* Details zur Aufgabe *
Kannst du alle nachstehenden Einträge Zeile für Zeile unverändert wiedergeben?

* Bereitgestellte Einträge *
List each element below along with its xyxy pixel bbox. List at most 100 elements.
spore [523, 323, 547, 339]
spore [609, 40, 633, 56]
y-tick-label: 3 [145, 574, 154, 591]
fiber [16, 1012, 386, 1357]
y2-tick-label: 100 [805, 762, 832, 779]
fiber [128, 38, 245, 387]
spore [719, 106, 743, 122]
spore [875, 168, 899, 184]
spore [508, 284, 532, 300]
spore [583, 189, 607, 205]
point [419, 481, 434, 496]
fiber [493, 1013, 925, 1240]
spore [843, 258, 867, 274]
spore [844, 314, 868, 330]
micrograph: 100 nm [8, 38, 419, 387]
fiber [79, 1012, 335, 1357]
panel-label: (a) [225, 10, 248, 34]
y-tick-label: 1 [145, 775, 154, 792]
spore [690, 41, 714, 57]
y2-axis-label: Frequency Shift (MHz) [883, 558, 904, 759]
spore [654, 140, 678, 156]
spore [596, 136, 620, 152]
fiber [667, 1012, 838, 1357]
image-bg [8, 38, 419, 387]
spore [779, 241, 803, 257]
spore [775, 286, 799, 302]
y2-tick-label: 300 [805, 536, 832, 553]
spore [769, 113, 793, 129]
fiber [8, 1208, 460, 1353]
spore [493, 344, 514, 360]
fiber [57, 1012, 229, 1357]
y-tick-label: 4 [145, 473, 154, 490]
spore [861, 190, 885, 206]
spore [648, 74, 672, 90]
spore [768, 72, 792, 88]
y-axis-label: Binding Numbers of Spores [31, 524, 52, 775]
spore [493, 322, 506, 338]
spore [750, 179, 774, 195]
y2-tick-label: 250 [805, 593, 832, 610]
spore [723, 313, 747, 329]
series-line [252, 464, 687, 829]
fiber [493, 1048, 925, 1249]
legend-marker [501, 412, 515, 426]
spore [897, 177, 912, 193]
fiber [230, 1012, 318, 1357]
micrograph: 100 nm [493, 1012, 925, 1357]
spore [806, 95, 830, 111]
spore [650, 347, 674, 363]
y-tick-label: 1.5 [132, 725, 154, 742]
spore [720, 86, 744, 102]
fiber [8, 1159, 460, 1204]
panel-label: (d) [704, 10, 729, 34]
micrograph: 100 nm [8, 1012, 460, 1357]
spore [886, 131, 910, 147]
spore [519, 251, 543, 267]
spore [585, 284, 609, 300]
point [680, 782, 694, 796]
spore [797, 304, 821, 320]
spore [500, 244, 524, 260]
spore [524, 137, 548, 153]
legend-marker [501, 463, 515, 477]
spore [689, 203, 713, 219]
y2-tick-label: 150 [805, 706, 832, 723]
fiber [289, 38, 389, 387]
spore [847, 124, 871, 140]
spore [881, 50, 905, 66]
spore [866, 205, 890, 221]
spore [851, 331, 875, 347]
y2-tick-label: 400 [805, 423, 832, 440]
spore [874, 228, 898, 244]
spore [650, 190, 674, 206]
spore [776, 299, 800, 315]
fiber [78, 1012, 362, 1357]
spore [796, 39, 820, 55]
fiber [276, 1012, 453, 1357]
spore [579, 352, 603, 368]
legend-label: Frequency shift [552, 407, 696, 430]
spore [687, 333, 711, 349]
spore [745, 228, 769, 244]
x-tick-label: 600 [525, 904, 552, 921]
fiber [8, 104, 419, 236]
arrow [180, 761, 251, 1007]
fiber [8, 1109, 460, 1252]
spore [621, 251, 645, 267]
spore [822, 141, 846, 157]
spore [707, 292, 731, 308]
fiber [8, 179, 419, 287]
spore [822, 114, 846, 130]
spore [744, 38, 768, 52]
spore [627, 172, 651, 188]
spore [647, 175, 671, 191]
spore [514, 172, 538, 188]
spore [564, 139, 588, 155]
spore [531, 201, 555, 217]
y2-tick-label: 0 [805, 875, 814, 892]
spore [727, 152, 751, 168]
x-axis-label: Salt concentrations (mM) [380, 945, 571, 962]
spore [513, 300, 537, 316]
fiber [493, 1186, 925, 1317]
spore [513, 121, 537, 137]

* Richtige Antwort *
List each element below along with its xyxy pixel bbox. List at most 100 elements.
spore [523, 323, 547, 339]
spore [609, 40, 633, 56]
y-tick-label: 3 [145, 574, 154, 591]
fiber [16, 1012, 386, 1357]
y2-tick-label: 100 [805, 762, 832, 779]
fiber [128, 38, 245, 387]
spore [719, 106, 743, 122]
spore [875, 168, 899, 184]
spore [508, 284, 532, 300]
spore [583, 189, 607, 205]
point [419, 481, 434, 496]
fiber [493, 1013, 925, 1240]
spore [843, 258, 867, 274]
spore [844, 314, 868, 330]
micrograph: 100 nm [8, 38, 419, 387]
fiber [79, 1012, 335, 1357]
panel-label: (a) [225, 10, 248, 34]
y-tick-label: 1 [145, 775, 154, 792]
spore [690, 41, 714, 57]
y2-axis-label: Frequency Shift (MHz) [883, 558, 904, 759]
spore [654, 140, 678, 156]
spore [596, 136, 620, 152]
fiber [667, 1012, 838, 1357]
image-bg [8, 38, 419, 387]
spore [779, 241, 803, 257]
spore [775, 286, 799, 302]
y2-tick-label: 300 [805, 536, 832, 553]
spore [769, 113, 793, 129]
fiber [8, 1208, 460, 1353]
spore [493, 344, 514, 360]
fiber [57, 1012, 229, 1357]
y-tick-label: 4 [145, 473, 154, 490]
spore [861, 190, 885, 206]
spore [648, 74, 672, 90]
spore [768, 72, 792, 88]
y-axis-label: Binding Numbers of Spores [31, 524, 52, 775]
spore [493, 322, 506, 338]
spore [750, 179, 774, 195]
y2-tick-label: 250 [805, 593, 832, 610]
spore [723, 313, 747, 329]
series-line [252, 464, 687, 829]
fiber [493, 1048, 925, 1249]
legend-marker [501, 412, 515, 426]
spore [897, 177, 912, 193]
fiber [230, 1012, 318, 1357]
micrograph: 100 nm [493, 1012, 925, 1357]
spore [806, 95, 830, 111]
spore [650, 347, 674, 363]
y-tick-label: 1.5 [132, 725, 154, 742]
spore [720, 86, 744, 102]
fiber [8, 1159, 460, 1204]
panel-label: (d) [704, 10, 729, 34]
micrograph: 100 nm [8, 1012, 460, 1357]
spore [886, 131, 910, 147]
spore [519, 251, 543, 267]
spore [585, 284, 609, 300]
point [680, 782, 694, 796]
spore [797, 304, 821, 320]
spore [500, 244, 524, 260]
spore [524, 137, 548, 153]
legend-marker [501, 463, 515, 477]
spore [689, 203, 713, 219]
y2-tick-label: 150 [805, 706, 832, 723]
fiber [289, 38, 389, 387]
spore [847, 124, 871, 140]
spore [881, 50, 905, 66]
spore [866, 205, 890, 221]
spore [851, 331, 875, 347]
y2-tick-label: 400 [805, 423, 832, 440]
spore [874, 228, 898, 244]
spore [650, 190, 674, 206]
spore [776, 299, 800, 315]
fiber [78, 1012, 362, 1357]
spore [796, 39, 820, 55]
fiber [276, 1012, 453, 1357]
spore [579, 352, 603, 368]
legend-label: Frequency shift [552, 407, 696, 430]
spore [687, 333, 711, 349]
spore [745, 228, 769, 244]
x-tick-label: 600 [525, 904, 552, 921]
fiber [8, 104, 419, 236]
arrow [180, 761, 251, 1007]
fiber [8, 1109, 460, 1252]
spore [621, 251, 645, 267]
spore [822, 141, 846, 157]
spore [707, 292, 731, 308]
fiber [8, 179, 419, 287]
spore [822, 114, 846, 130]
spore [744, 38, 768, 52]
spore [627, 172, 651, 188]
spore [647, 175, 671, 191]
spore [514, 172, 538, 188]
spore [564, 139, 588, 155]
spore [531, 201, 555, 217]
y2-tick-label: 0 [805, 875, 814, 892]
spore [727, 152, 751, 168]
x-axis-label: Salt concentrations (mM) [380, 945, 571, 962]
spore [513, 300, 537, 316]
fiber [493, 1186, 925, 1317]
spore [513, 121, 537, 137]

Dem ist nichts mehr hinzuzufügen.